— BEGIN Working data —

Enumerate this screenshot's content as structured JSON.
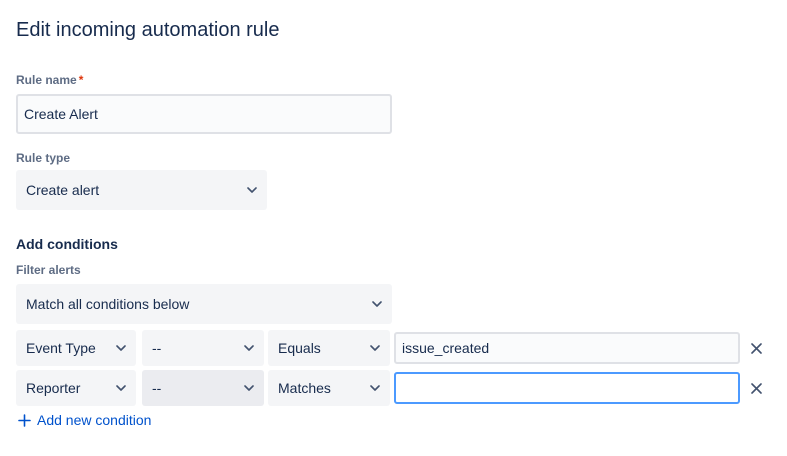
{
  "page": {
    "title": "Edit incoming automation rule"
  },
  "rule_name": {
    "label": "Rule name",
    "required_mark": "*",
    "value": "Create Alert"
  },
  "rule_type": {
    "label": "Rule type",
    "value": "Create alert"
  },
  "conditions": {
    "heading": "Add conditions",
    "filter_label": "Filter alerts",
    "filter_value": "Match all conditions below",
    "rows": [
      {
        "field": "Event Type",
        "modifier": "--",
        "operator": "Equals",
        "value": "issue_created"
      },
      {
        "field": "Reporter",
        "modifier": "--",
        "operator": "Matches",
        "value": ""
      }
    ],
    "add_label": "Add new condition"
  },
  "colors": {
    "accent": "#0052cc",
    "focus": "#4c9aff",
    "required": "#de350b",
    "field_bg": "#f4f5f7"
  },
  "icons": {
    "dropdown": "chevron-down-icon",
    "remove": "close-icon",
    "add": "plus-icon"
  }
}
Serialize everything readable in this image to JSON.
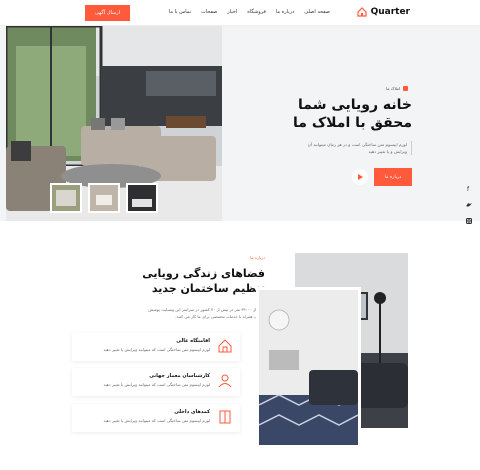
{
  "header": {
    "logo_text": "Quarter",
    "nav": [
      "صفحه اصلی",
      "درباره ما",
      "فروشگاه",
      "اخبار",
      "صفحات",
      "تماس با ما"
    ],
    "cta": "ارسال آگهی"
  },
  "hero": {
    "badge": "املاک ما",
    "title": "خانه رویایی شما محقق با املاک ما",
    "description": "لورم ایپسوم متن ساختگی است و در هر زمان میتوانید آن ویرایش و یا تغییر دهید",
    "button": "درباره ما"
  },
  "about": {
    "tag": "درباره ما",
    "title": "فضاهای زندگی رویایی تنظیم ساختمان جدید",
    "description": "بیش از ۳۹۰۰۰ نفر در بیش از ۷۰ کشور در سراسر این وبسایت پوشش جهانی، همراه با خدمات تخصصی برای ما کار می کنند.",
    "features": [
      {
        "title": "اقامتگاه عالی",
        "desc": "لورم ایپسوم متن ساختگی است که میتوانید ویرایش یا تغییر دهید",
        "icon": "house-icon"
      },
      {
        "title": "کارشناسان معمار جهانی",
        "desc": "لورم ایپسوم متن ساختگی است که میتوانید ویرایش یا تغییر دهید",
        "icon": "architect-icon"
      },
      {
        "title": "کمدهای داخلی",
        "desc": "لورم ایپسوم متن ساختگی است که میتوانید ویرایش یا تغییر دهید",
        "icon": "closet-icon"
      }
    ]
  },
  "colors": {
    "accent": "#ff5a3c"
  }
}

— END Working data —

:: Prompt ::
Set down, unchanged, only the lines running from the line with "Serialize everything readable" to the last line, including both. Pictures stay out of the copy.

:: The result ::
Serialize everything readable in this image to JSON.
{
  "header": {
    "logo_text": "Quarter",
    "nav": [
      "صفحه اصلی",
      "درباره ما",
      "فروشگاه",
      "اخبار",
      "صفحات",
      "تماس با ما"
    ],
    "cta": "ارسال آگهی"
  },
  "hero": {
    "badge": "املاک ما",
    "title": "خانه رویایی شما محقق با املاک ما",
    "description": "لورم ایپسوم متن ساختگی است و در هر زمان میتوانید آن ویرایش و یا تغییر دهید",
    "button": "درباره ما"
  },
  "about": {
    "tag": "درباره ما",
    "title": "فضاهای زندگی رویایی تنظیم ساختمان جدید",
    "description": "بیش از ۳۹۰۰۰ نفر در بیش از ۷۰ کشور در سراسر این وبسایت پوشش جهانی، همراه با خدمات تخصصی برای ما کار می کنند.",
    "features": [
      {
        "title": "اقامتگاه عالی",
        "desc": "لورم ایپسوم متن ساختگی است که میتوانید ویرایش یا تغییر دهید",
        "icon": "house-icon"
      },
      {
        "title": "کارشناسان معمار جهانی",
        "desc": "لورم ایپسوم متن ساختگی است که میتوانید ویرایش یا تغییر دهید",
        "icon": "architect-icon"
      },
      {
        "title": "کمدهای داخلی",
        "desc": "لورم ایپسوم متن ساختگی است که میتوانید ویرایش یا تغییر دهید",
        "icon": "closet-icon"
      }
    ]
  },
  "colors": {
    "accent": "#ff5a3c"
  }
}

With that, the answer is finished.